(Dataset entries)
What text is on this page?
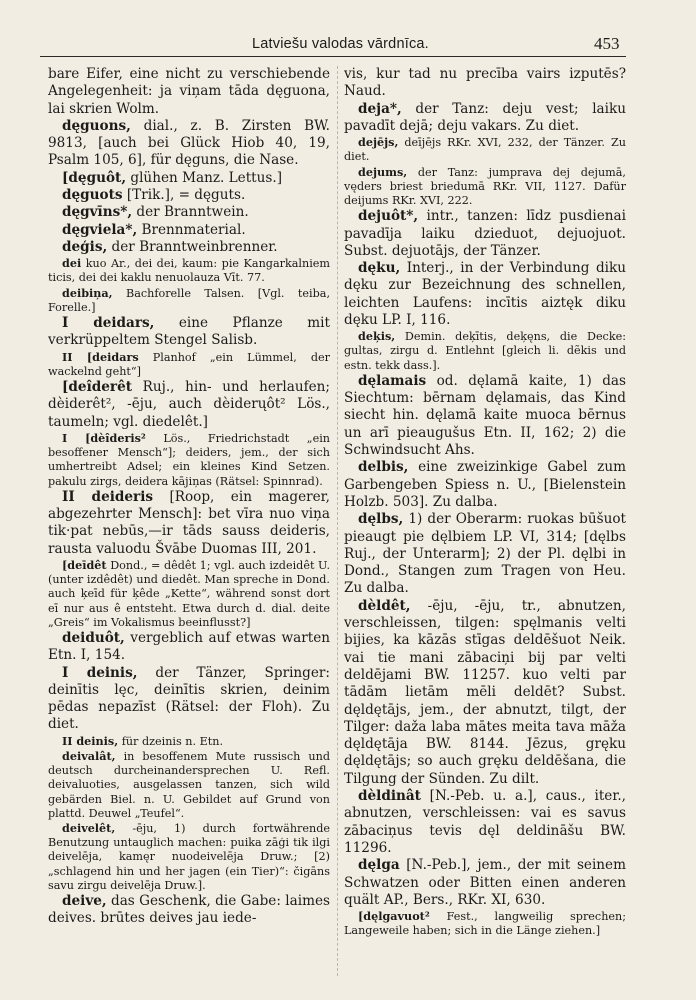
Latviešu valodas vārdnīca.	453

bare Eifer, eine nicht zu verschiebende Angelegenheit: ja viņam tāda dęguona, lai skrien Wolm.

dęguons, dial., z. B. Zirsten BW. 9813, [auch bei Glück Hiob 40, 19, Psalm 105, 6], für dęguns, die Nase.

[dęguôt, glühen Manz. Lettus.]

dęguots [Trik.], = dęguts.

dęgvīns*, der Branntwein.

dęgviela*, Brennmaterial.

deģis, der Branntweinbrenner.

dei kuo Ar., dei dei, kaum: pie Kangarkalniem ticis, dei dei kaklu nenuolauza Vīt. 77.

deibiņa, Bachforelle Talsen. [Vgl. teiba, Forelle.]

I deidars, eine Pflanze mit verkrüppeltem Stengel Salisb.

II [deidars Planhof „ein Lümmel, der wackelnd geht“]

[deîderêt Ruj., hin- und herlaufen; dèiderêt², -ēju, auch dèiderųôt² Lös., taumeln; vgl. diedelêt.]

I [dèîderis² Lös., Friedrichstadt „ein besoffener Mensch“]; deiders, jem., der sich umhertreibt Adsel; ein kleines Kind Setzen. pakulu zirgs, deidera kājiņas (Rätsel: Spinnrad).

II deideris [Roop, ein magerer, abgezehrter Mensch]: bet vīra nuo viņa tik·pat nebūs,—ir tāds sauss deideris, rausta valuodu Švābe Duomas III, 201.

[deīdêt Dond., = dêdêt 1; vgl. auch izdeidêt U. (unter izdêdêt) und diedêt. Man spreche in Dond. auch ķeīd für ķêde „Kette“, während sonst dort eī nur aus ê entsteht. Etwa durch d. dial. deite „Greis“ im Vokalismus beeinflusst?]

deiduôt, vergeblich auf etwas warten Etn. I, 154.

I deinis, der Tänzer, Springer: deinītis lęc, deinītis skrien, deinim pēdas nepazīst (Rätsel: der Floh). Zu diet.

II deinis, für dzeinis n. Etn.

deivalât, in besoffenem Mute russisch und deutsch durcheinandersprechen U. Refl. deivaluoties, ausgelassen tanzen, sich wild gebärden Biel. n. U. Gebildet auf Grund von plattd. Deuwel „Teufel“.

deivelêt, -ēju, 1) durch fortwährende Benutzung untauglich machen: puika zāģi tik ilgi deivelēja, kamęr nuodeivelēja Druw.; [2) „schlagend hin und her jagen (ein Tier)“: čigāns savu zirgu deivelēja Druw.].

deive, das Geschenk, die Gabe: laimes deives. brūtes deives jau iede-

vis, kur tad nu precība vairs izputēs? Naud.

deja*, der Tanz: deju vest; laiku pavadīt dejā; deju vakars. Zu diet.

dejējs, deījējs RKr. XVI, 232, der Tänzer. Zu diet.

dejums, der Tanz: jumprava dej dejumā, vęders briest briedumā RKr. VII, 1127. Dafür deijums RKr. XVI, 222.

dejuôt*, intr., tanzen: līdz pusdienai pavadīja laiku dzieduot, dejuojuot. Subst. dejuotājs, der Tänzer.

dęku, Interj., in der Verbindung diku dęku zur Bezeichnung des schnellen, leichten Laufens: incītis aiztęk diku dęku LP. I, 116.

deķis, Demin. deķītis, deķęns, die Decke: gultas, zirgu d. Entlehnt [gleich li. dẽkis und estn. tekk dass.].

dęlamais od. dęlamā kaite, 1) das Siechtum: bērnam dęlamais, das Kind siecht hin. dęlamā kaite muoca bērnus un arī pieaugušus Etn. II, 162; 2) die Schwindsucht Ahs.

delbis, eine zweizinkige Gabel zum Garbengeben Spiess n. U., [Bielenstein Holzb. 503]. Zu dalba.

dęlbs, 1) der Oberarm: ruokas būšuot pieaugt pie dęlbiem LP. VI, 314; [dęlbs Ruj., der Unterarm]; 2) der Pl. dęlbi in Dond., Stangen zum Tragen von Heu. Zu dalba.

dèldêt, -ēju, -ēju, tr., abnutzen, verschleissen, tilgen: spęlmanis velti bijies, ka kāzās stīgas deldēšuot Neik. vai tie mani zābaciņi bij par velti deldējami BW. 11257. kuo velti par tādām lietām mēli deldēt? Subst. dęldętājs, jem., der abnutzt, tilgt, der Tilger: daža laba mātes meita tava māža dęldętāja BW. 8144. Jēzus, gręku dęldętājs; so auch gręku deldēšana, die Tilgung der Sünden. Zu dilt.

dèldinât [N.-Peb. u. a.], caus., iter., abnutzen, verschleissen: vai es savus zābaciņus tevis dęl deldināšu BW. 11296.

dęlga [N.-Peb.], jem., der mit seinem Schwatzen oder Bitten einen anderen quält AP., Bers., RKr. XI, 630.

[dęlgavuot² Fest., langweilig sprechen; Langeweile haben; sich in die Länge ziehen.]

### INSTRUCTION
Pick out every line of the listing containing the word "zirgu", and show those lines.

### ANSWER TO THE PROBLEM
deivelêt, -ēju, 1) durch fortwährende Benutzung untauglich machen: puika zāģi tik ilgi deivelēja, kamęr nuodeivelēja Druw.; [2) „schlagend hin und her jagen (ein Tier)“: čigāns savu zirgu deivelēja Druw.].
deķis, Demin. deķītis, deķęns, die Decke: gultas, zirgu d. Entlehnt [gleich li. dẽkis und estn. tekk dass.].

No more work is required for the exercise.